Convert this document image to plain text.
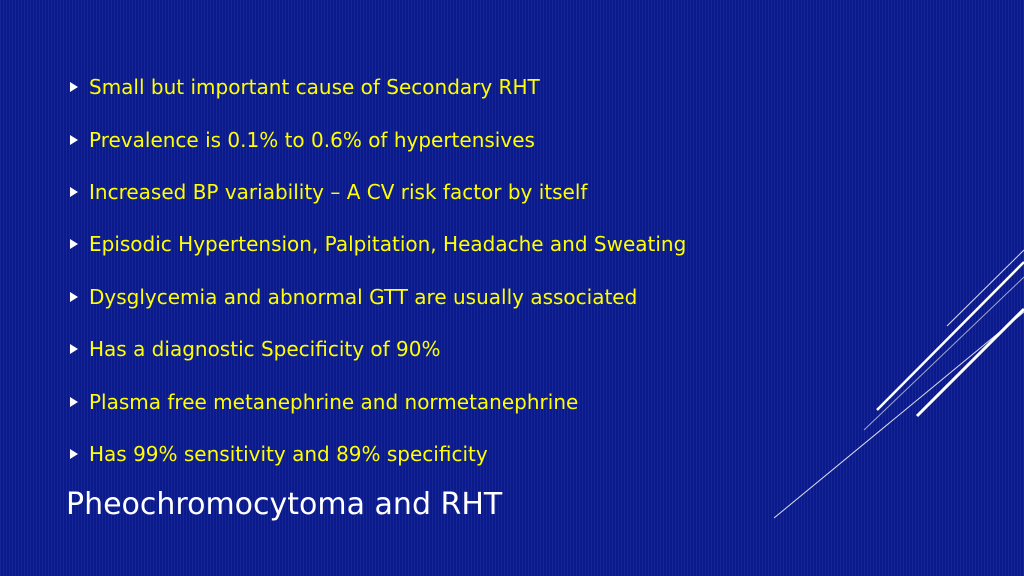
Small but important cause of Secondary RHT
Prevalence is 0.1% to 0.6% of hypertensives
Increased BP variability – A CV risk factor by itself
Episodic Hypertension, Palpitation, Headache and Sweating
Dysglycemia and abnormal GTT are usually associated
Has a diagnostic Specificity of 90%
Plasma free metanephrine and normetanephrine
Has 99% sensitivity and 89% specificity
Pheochromocytoma and RHT
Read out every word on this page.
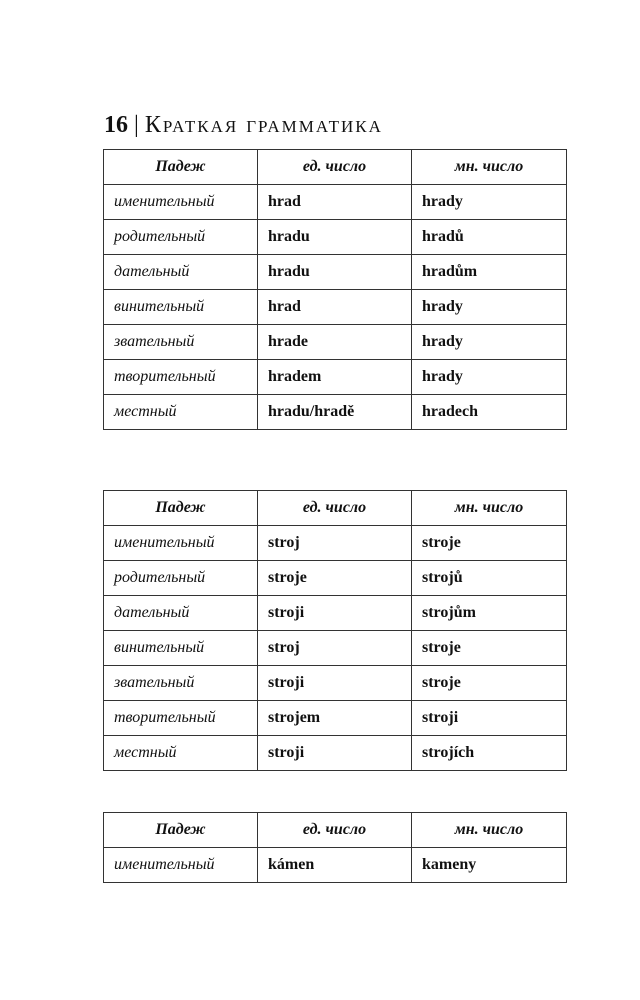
16 | Краткая грамматика
Падеж	ед. число	мн. число
именительный	hrad	hrady
родительный	hradu	hradů
дательный	hradu	hradům
винительный	hrad	hrady
звательный	hrade	hrady
творительный	hradem	hrady
местный	hradu/hradě	hradech
Падеж	ед. число	мн. число
именительный	stroj	stroje
родительный	stroje	strojů
дательный	stroji	strojům
винительный	stroj	stroje
звательный	stroji	stroje
творительный	strojem	stroji
местный	stroji	strojích
Падеж	ед. число	мн. число
именительный	kámen	kameny
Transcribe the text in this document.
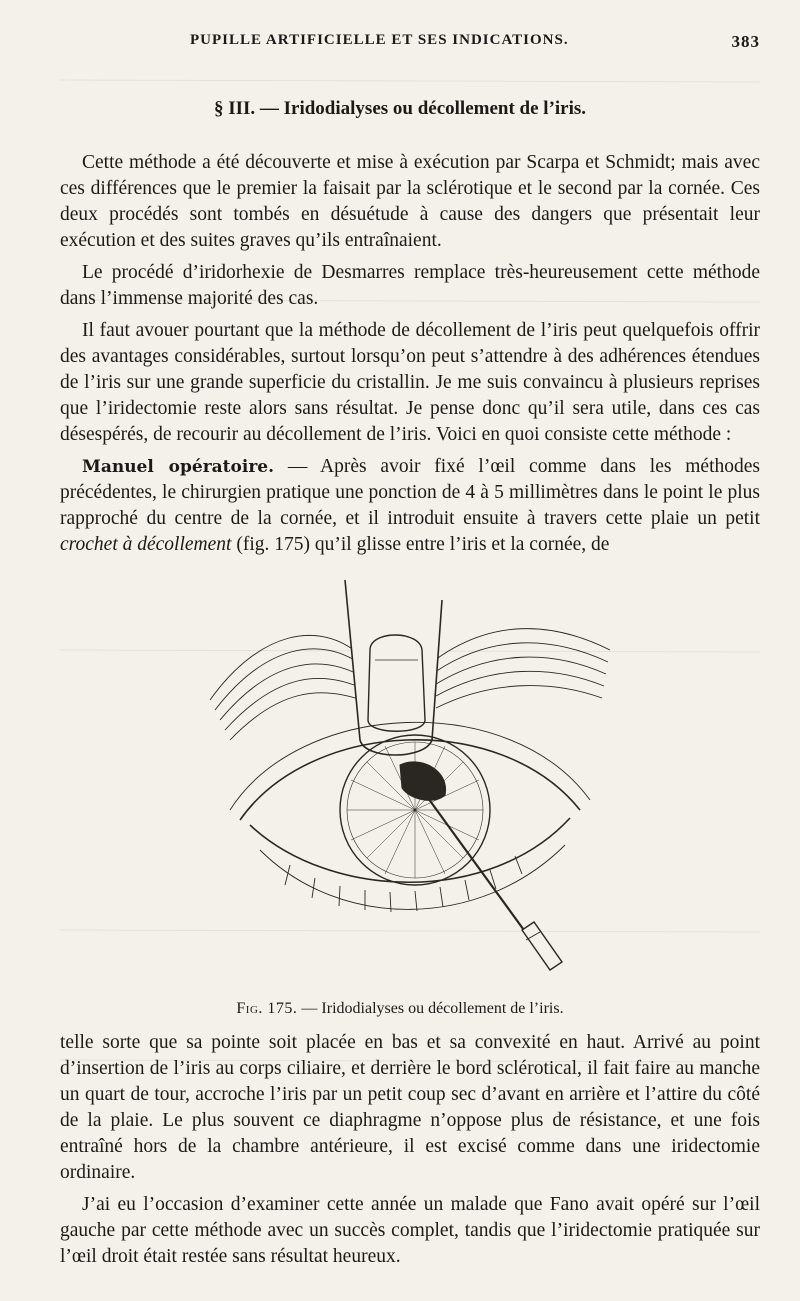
PUPILLE ARTIFICIELLE ET SES INDICATIONS.	383
§ III. — Iridodialyses ou décollement de l’iris.

Cette méthode a été découverte et mise à exécution par Scarpa et Schmidt; mais avec ces différences que le premier la faisait par la sclérotique et le second par la cornée. Ces deux procédés sont tombés en désuétude à cause des dangers que présentait leur exécution et des suites graves qu’ils entraînaient.

Le procédé d’iridorhexie de Desmarres remplace très-heureusement cette méthode dans l’immense majorité des cas.

Il faut avouer pourtant que la méthode de décollement de l’iris peut quelquefois offrir des avantages considérables, surtout lorsqu’on peut s’attendre à des adhérences étendues de l’iris sur une grande superficie du cristallin. Je me suis convaincu à plusieurs reprises que l’iridectomie reste alors sans résultat. Je pense donc qu’il sera utile, dans ces cas désespérés, de recourir au décollement de l’iris. Voici en quoi consiste cette méthode :

Manuel opératoire. — Après avoir fixé l’œil comme dans les méthodes précédentes, le chirurgien pratique une ponction de 4 à 5 millimètres dans le point le plus rapproché du centre de la cornée, et il introduit ensuite à travers cette plaie un petit crochet à décollement (fig. 175) qu’il glisse entre l’iris et la cornée, de

Fig. 175. — Iridodialyses ou décollement de l’iris.

telle sorte que sa pointe soit placée en bas et sa convexité en haut. Arrivé au point d’insertion de l’iris au corps ciliaire, et derrière le bord sclérotical, il fait faire au manche un quart de tour, accroche l’iris par un petit coup sec d’avant en arrière et l’attire du côté de la plaie. Le plus souvent ce diaphragme n’oppose plus de résistance, et une fois entraîné hors de la chambre antérieure, il est excisé comme dans une iridectomie ordinaire.

J’ai eu l’occasion d’examiner cette année un malade que Fano avait opéré sur l’œil gauche par cette méthode avec un succès complet, tandis que l’iridectomie pratiquée sur l’œil droit était restée sans résultat heureux.
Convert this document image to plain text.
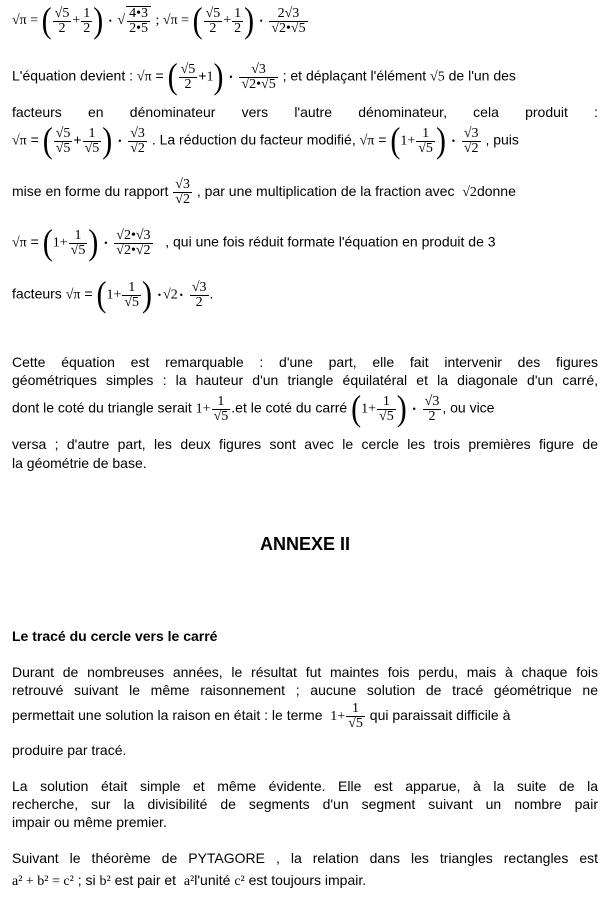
√π = ( $\frac{√5}{2} + \frac{1}{2}$ ) • √ $\frac{4•3}{2•5}$ ; √π = ( $\frac{√5}{2} + \frac{1}{2}$ ) • $\frac{2√3}{√2•√5}$
L'équation devient : √π = ( $\frac{√5}{2} +1$) • $\frac{√3}{√2•√5}$ ; et déplaçant l'élément √5 de l'un des
facteurs en dénominateur vers l'autre dénominateur, cela produit :
√π = ( $\frac{√5}{√5} + \frac{1}{√5}$ ) • $\frac{√3}{√2}$ . La réduction du facteur modifié, $√\pi = (1+ \frac{1}{√5}$ ) • $\frac{√3}{√2}$ , puis
mise en forme du rapport $\frac{√3}{√2}$ , par une multiplication de la fraction avec √2donne
$√\pi = (1+ \frac{1}{√5}$ ) • $\frac{√2•√3}{√2•√2}$ , qui une fois réduit formate l'équation en produit de 3
facteurs $√\pi = (1+ \frac{1}{√5}$ ) • √2 • $\frac{√3}{2}$ .
Cette équation est remarquable : d'une part, elle fait intervenir des figures
géométriques simples : la hauteur d'un triangle équilatéral et la diagonale d'un carré,
dont le coté du triangle serait $1+ \frac{1}{√5} .et$ le coté du carré ($1+ \frac{1}{√5}$ ) • $\frac{√3}{2}$ , ou vice
versa ; d'autre part, les deux figures sont avec le cercle les trois premières figure de
la géométrie de base.
ANNEXE II
Le tracé du cercle vers le carré
Durant de nombreuses années, le résultat fut maintes fois perdu, mais à chaque fois
retrouvé suivant le même raisonnement ; aucune solution de tracé géométrique ne
permettait une solution la raison en était : le terme $1+ \frac{1}{√5}$ qui paraissait difficile à
produire par tracé.
La solution était simple et même évidente. Elle est apparue, à la suite de la
recherche, sur la divisibilité de segments d'un segment suivant un nombre pair
impair ou même premier.
Suivant le théorème de PYTAGORE , la relation dans les triangles rectangles est
a² + b² = c² ; si b² est pair et a²l'unité c² est toujours impair.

====

▸ Exercise instructions:
Copy every line that includes the string "décollement" from the material above.

▸ Exercise solution:
§ III. — Iridodialyses ou décollement de l’iris.
Il faut avouer pourtant que la méthode de décollement de l’iris peut quelquefois offrir des avantages considérables, surtout lorsqu’on peut s’attendre à des adhérences étendues de l’iris sur une grande superficie du cristallin. Je me suis convaincu à plusieurs reprises que l’iridectomie reste alors sans résultat. Je pense donc qu’il sera utile, dans ces cas désespérés, de recourir au décollement de l’iris. Voici en quoi consiste cette méthode :
Manuel opératoire. — Après avoir fixé l’œil comme dans les méthodes précédentes, le chirurgien pratique une ponction de 4 à 5 millimètres dans le point le plus rapproché du centre de la cornée, et il introduit ensuite à travers cette plaie un petit crochet à décollement (fig. 175) qu’il glisse entre l’iris et la cornée, de
Fig. 175. — Iridodialyses ou décollement de l’iris.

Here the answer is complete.